• [What needs to be done] Only the number is wanted: how many lines contain the string "description"?

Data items
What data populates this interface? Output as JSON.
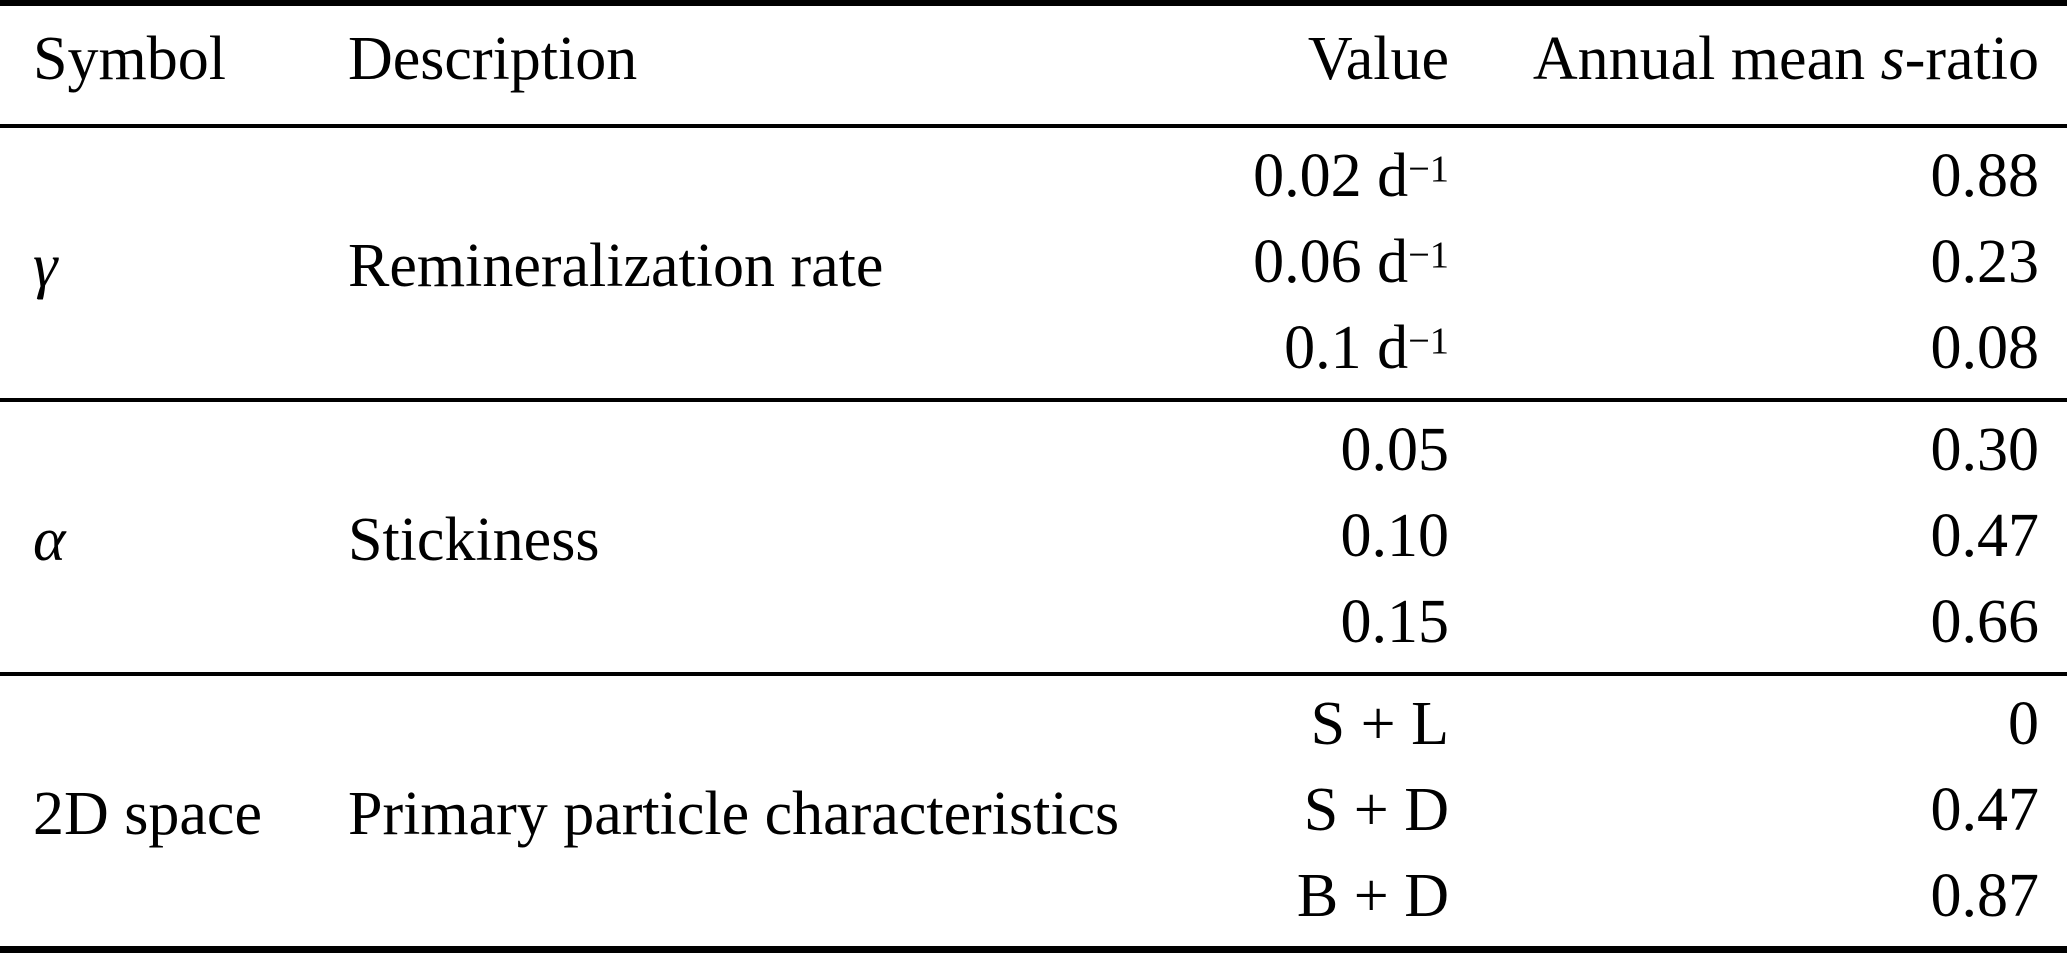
{
  "page": {
    "background": "#ffffff",
    "text_color": "#000000",
    "rule_color": "#000000"
  },
  "table": {
    "headers": {
      "symbol": "Symbol",
      "description": "Description",
      "value": "Value",
      "sratio_prefix": "Annual mean ",
      "sratio_italic": "s",
      "sratio_suffix": "-ratio"
    },
    "groups": [
      {
        "symbol": "γ",
        "symbol_italic": true,
        "description": "Remineralization rate",
        "rows": [
          {
            "value": "0.02 d",
            "value_sup": "−1",
            "s_ratio": "0.88"
          },
          {
            "value": "0.06 d",
            "value_sup": "−1",
            "s_ratio": "0.23"
          },
          {
            "value": "0.1 d",
            "value_sup": "−1",
            "s_ratio": "0.08"
          }
        ]
      },
      {
        "symbol": "α",
        "symbol_italic": true,
        "description": "Stickiness",
        "rows": [
          {
            "value": "0.05",
            "s_ratio": "0.30"
          },
          {
            "value": "0.10",
            "s_ratio": "0.47"
          },
          {
            "value": "0.15",
            "s_ratio": "0.66"
          }
        ]
      },
      {
        "symbol": "2D space",
        "symbol_italic": false,
        "description": "Primary particle characteristics",
        "rows": [
          {
            "value": "S + L",
            "s_ratio": "0"
          },
          {
            "value": "S + D",
            "s_ratio": "0.47"
          },
          {
            "value": "B + D",
            "s_ratio": "0.87"
          }
        ]
      }
    ]
  }
}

• [The result] 4